STATED PROBLEM:
Tally the lines of the listing that contain the string "шинного". Give the number and nothing else.

Dataset items
-----
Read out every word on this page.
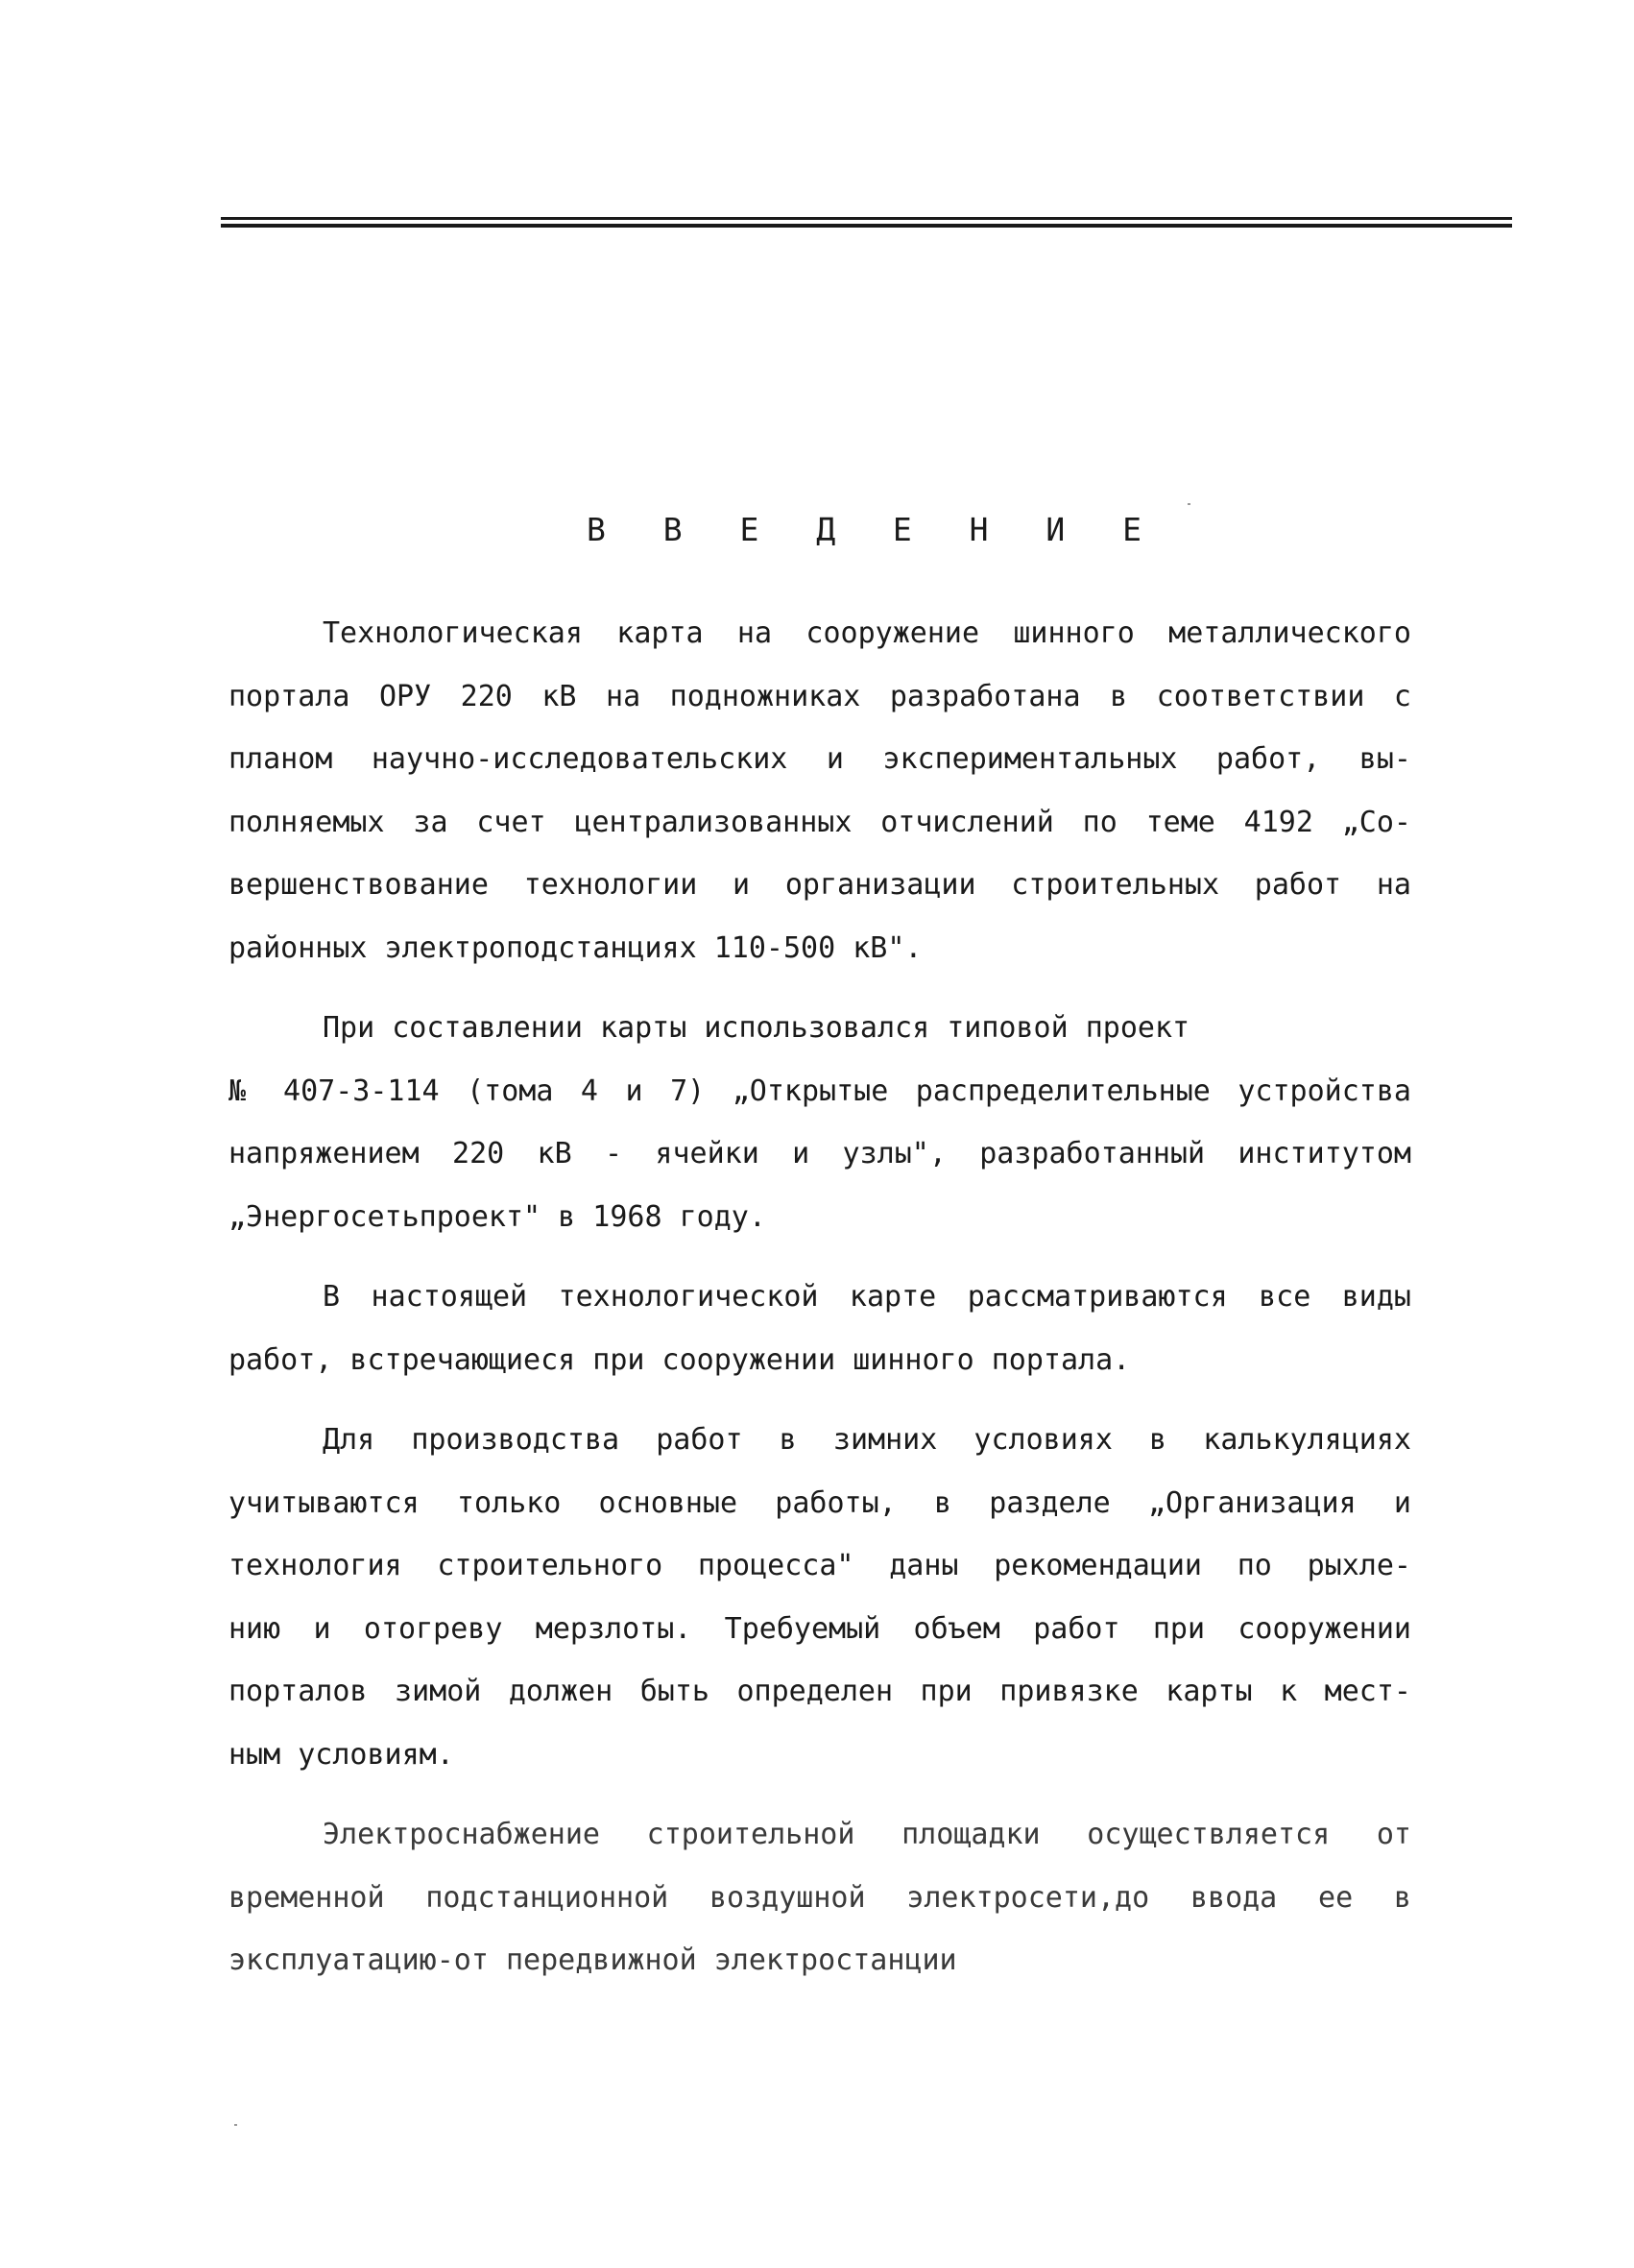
В В Е Д Е Н И Е
Технологическая карта на сооружение шинного металлического
портала ОРУ 220 кВ на подножниках разработана в соответствии с
планом научно-исследовательских и экспериментальных работ, вы-
полняемых за счет централизованных отчислений по теме 4192 „Со-
вершенствование технологии и организации строительных работ на
районных электроподстанциях 110-500 кВ".
При составлении карты использовался типовой проект
№ 407-3-114 (тома 4 и 7) „Открытые распределительные устройства
напряжением 220 кВ - ячейки и узлы", разработанный институтом
„Энергосетьпроект" в 1968 году.
В настоящей технологической карте рассматриваются все виды
работ, встречающиеся при сооружении шинного портала.
Для производства работ в зимних условиях в калькуляциях
учитываются только основные работы, в разделе „Организация и
технология строительного процесса" даны рекомендации по рыхле-
нию и отогреву мерзлоты. Требуемый объем работ при сооружении
порталов зимой должен быть определен при привязке карты к мест-
ным условиям.
Электроснабжение строительной площадки осуществляется от
временной подстанционной воздушной электросети,до ввода ее в
эксплуатацию-от передвижной электростанции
-----
RESPONSE TO THIS EXERCISE:
2